■ Short task: Print the listing as it stands, omitting all images.

Recorded data
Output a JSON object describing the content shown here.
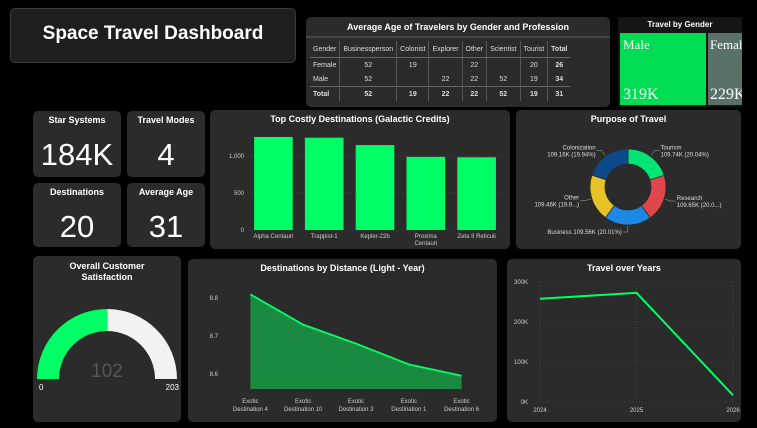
{
  "title": "Space Travel Dashboard",
  "colors": {
    "accent": "#00ff66",
    "female_tile": "#5a7168",
    "card": "#2b2b2b",
    "gauge_remaining": "#f2f2f2"
  },
  "age_table": {
    "title": "Average Age of Travelers by Gender and Profession",
    "headers": [
      "Gender",
      "Businessperson",
      "Colonist",
      "Explorer",
      "Other",
      "Scientist",
      "Tourist",
      "Total"
    ],
    "rows": [
      [
        "Female",
        "52",
        "19",
        "",
        "22",
        "",
        "20",
        "26"
      ],
      [
        "Male",
        "52",
        "",
        "22",
        "22",
        "52",
        "19",
        "34"
      ]
    ],
    "total": [
      "Total",
      "52",
      "19",
      "22",
      "22",
      "52",
      "19",
      "31"
    ]
  },
  "gender": {
    "title": "Travel by Gender",
    "male_label": "Male",
    "male_value": "319K",
    "female_label": "Female",
    "female_value": "229K"
  },
  "kpis": {
    "star_systems": {
      "label": "Star Systems",
      "value": "184K"
    },
    "travel_modes": {
      "label": "Travel Modes",
      "value": "4"
    },
    "destinations": {
      "label": "Destinations",
      "value": "20"
    },
    "average_age": {
      "label": "Average Age",
      "value": "31"
    }
  },
  "costly_chart": {
    "title": "Top Costly Destinations (Galactic Credits)",
    "chart_data": {
      "type": "bar",
      "categories": [
        "Alpha Centauri",
        "Trappist-1",
        "Kepler-22b",
        "Proxima Centauri",
        "Zeta II Reticuli"
      ],
      "category_lines": [
        [
          "Alpha Centauri"
        ],
        [
          "Trappist-1"
        ],
        [
          "Kepler-22b"
        ],
        [
          "Proxima",
          "Centauri"
        ],
        [
          "Zeta II Reticuli"
        ]
      ],
      "values": [
        1260,
        1250,
        1150,
        990,
        985
      ],
      "ylim": [
        0,
        1300
      ],
      "yticks": [
        0,
        500,
        1000
      ],
      "ytick_labels": [
        "0",
        "500",
        "1,000"
      ],
      "grid": true
    }
  },
  "purpose_chart": {
    "title": "Purpose of Travel",
    "chart_data": {
      "type": "pie",
      "donut": true,
      "slices": [
        {
          "label": "Tourism",
          "value_text": "109.74K (20.04%)",
          "value": 109.74,
          "color": "#00e676"
        },
        {
          "label": "Research",
          "value_text": "109.65K (20.0...)",
          "value": 109.65,
          "color": "#e0474c"
        },
        {
          "label": "Business",
          "value_text": "109.56K (20.01%)",
          "value": 109.56,
          "color": "#1e88e5"
        },
        {
          "label": "Other",
          "value_text": "109.46K (19.9...)",
          "value": 109.46,
          "color": "#e6c229"
        },
        {
          "label": "Colonization",
          "value_text": "109.16K (19.94%)",
          "value": 109.16,
          "color": "#0d4a8c"
        }
      ]
    }
  },
  "satisfaction": {
    "title_line1": "Overall Customer",
    "title_line2": "Satisfaction",
    "value": 102,
    "min": 0,
    "max": 203,
    "value_text": "102",
    "min_text": "0",
    "max_text": "203"
  },
  "distance_chart": {
    "title": "Destinations by Distance (Light - Year)",
    "chart_data": {
      "type": "area",
      "categories": [
        "Exotic Destination 4",
        "Exotic Destination 10",
        "Exotic Destination 3",
        "Exotic Destination 1",
        "Exotic Destination 6"
      ],
      "category_lines": [
        [
          "Exotic",
          "Destination 4"
        ],
        [
          "Exotic",
          "Destination 10"
        ],
        [
          "Exotic",
          "Destination 3"
        ],
        [
          "Exotic",
          "Destination 1"
        ],
        [
          "Exotic",
          "Destination 6"
        ]
      ],
      "values": [
        8.81,
        8.73,
        8.68,
        8.625,
        8.595
      ],
      "ylim": [
        8.56,
        8.84
      ],
      "yticks": [
        8.6,
        8.7,
        8.8
      ],
      "ytick_labels": [
        "8.6",
        "8.7",
        "8.8"
      ]
    }
  },
  "years_chart": {
    "title": "Travel over Years",
    "chart_data": {
      "type": "line",
      "x": [
        "2024",
        "2025",
        "2026"
      ],
      "values": [
        258000,
        273000,
        17000
      ],
      "ylim": [
        0,
        300000
      ],
      "yticks": [
        0,
        100000,
        200000,
        300000
      ],
      "ytick_labels": [
        "0K",
        "100K",
        "200K",
        "300K"
      ],
      "grid": true
    }
  }
}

■ Task solution:
Output a JSON object describing the content shown here.
{
  "title": "Space Travel Dashboard",
  "colors": {
    "accent": "#00ff66",
    "female_tile": "#5a7168",
    "card": "#2b2b2b",
    "gauge_remaining": "#f2f2f2"
  },
  "age_table": {
    "title": "Average Age of Travelers by Gender and Profession",
    "headers": [
      "Gender",
      "Businessperson",
      "Colonist",
      "Explorer",
      "Other",
      "Scientist",
      "Tourist",
      "Total"
    ],
    "rows": [
      [
        "Female",
        "52",
        "19",
        "",
        "22",
        "",
        "20",
        "26"
      ],
      [
        "Male",
        "52",
        "",
        "22",
        "22",
        "52",
        "19",
        "34"
      ]
    ],
    "total": [
      "Total",
      "52",
      "19",
      "22",
      "22",
      "52",
      "19",
      "31"
    ]
  },
  "gender": {
    "title": "Travel by Gender",
    "male_label": "Male",
    "male_value": "319K",
    "female_label": "Female",
    "female_value": "229K"
  },
  "kpis": {
    "star_systems": {
      "label": "Star Systems",
      "value": "184K"
    },
    "travel_modes": {
      "label": "Travel Modes",
      "value": "4"
    },
    "destinations": {
      "label": "Destinations",
      "value": "20"
    },
    "average_age": {
      "label": "Average Age",
      "value": "31"
    }
  },
  "costly_chart": {
    "title": "Top Costly Destinations (Galactic Credits)",
    "chart_data": {
      "type": "bar",
      "categories": [
        "Alpha Centauri",
        "Trappist-1",
        "Kepler-22b",
        "Proxima Centauri",
        "Zeta II Reticuli"
      ],
      "category_lines": [
        [
          "Alpha Centauri"
        ],
        [
          "Trappist-1"
        ],
        [
          "Kepler-22b"
        ],
        [
          "Proxima",
          "Centauri"
        ],
        [
          "Zeta II Reticuli"
        ]
      ],
      "values": [
        1260,
        1250,
        1150,
        990,
        985
      ],
      "ylim": [
        0,
        1300
      ],
      "yticks": [
        0,
        500,
        1000
      ],
      "ytick_labels": [
        "0",
        "500",
        "1,000"
      ],
      "grid": true
    }
  },
  "purpose_chart": {
    "title": "Purpose of Travel",
    "chart_data": {
      "type": "pie",
      "donut": true,
      "slices": [
        {
          "label": "Tourism",
          "value_text": "109.74K (20.04%)",
          "value": 109.74,
          "color": "#00e676"
        },
        {
          "label": "Research",
          "value_text": "109.65K (20.0...)",
          "value": 109.65,
          "color": "#e0474c"
        },
        {
          "label": "Business",
          "value_text": "109.56K (20.01%)",
          "value": 109.56,
          "color": "#1e88e5"
        },
        {
          "label": "Other",
          "value_text": "109.46K (19.9...)",
          "value": 109.46,
          "color": "#e6c229"
        },
        {
          "label": "Colonization",
          "value_text": "109.16K (19.94%)",
          "value": 109.16,
          "color": "#0d4a8c"
        }
      ]
    }
  },
  "satisfaction": {
    "title_line1": "Overall Customer",
    "title_line2": "Satisfaction",
    "value": 102,
    "min": 0,
    "max": 203,
    "value_text": "102",
    "min_text": "0",
    "max_text": "203"
  },
  "distance_chart": {
    "title": "Destinations by Distance (Light - Year)",
    "chart_data": {
      "type": "area",
      "categories": [
        "Exotic Destination 4",
        "Exotic Destination 10",
        "Exotic Destination 3",
        "Exotic Destination 1",
        "Exotic Destination 6"
      ],
      "category_lines": [
        [
          "Exotic",
          "Destination 4"
        ],
        [
          "Exotic",
          "Destination 10"
        ],
        [
          "Exotic",
          "Destination 3"
        ],
        [
          "Exotic",
          "Destination 1"
        ],
        [
          "Exotic",
          "Destination 6"
        ]
      ],
      "values": [
        8.81,
        8.73,
        8.68,
        8.625,
        8.595
      ],
      "ylim": [
        8.56,
        8.84
      ],
      "yticks": [
        8.6,
        8.7,
        8.8
      ],
      "ytick_labels": [
        "8.6",
        "8.7",
        "8.8"
      ]
    }
  },
  "years_chart": {
    "title": "Travel over Years",
    "chart_data": {
      "type": "line",
      "x": [
        "2024",
        "2025",
        "2026"
      ],
      "values": [
        258000,
        273000,
        17000
      ],
      "ylim": [
        0,
        300000
      ],
      "yticks": [
        0,
        100000,
        200000,
        300000
      ],
      "ytick_labels": [
        "0K",
        "100K",
        "200K",
        "300K"
      ],
      "grid": true
    }
  }
}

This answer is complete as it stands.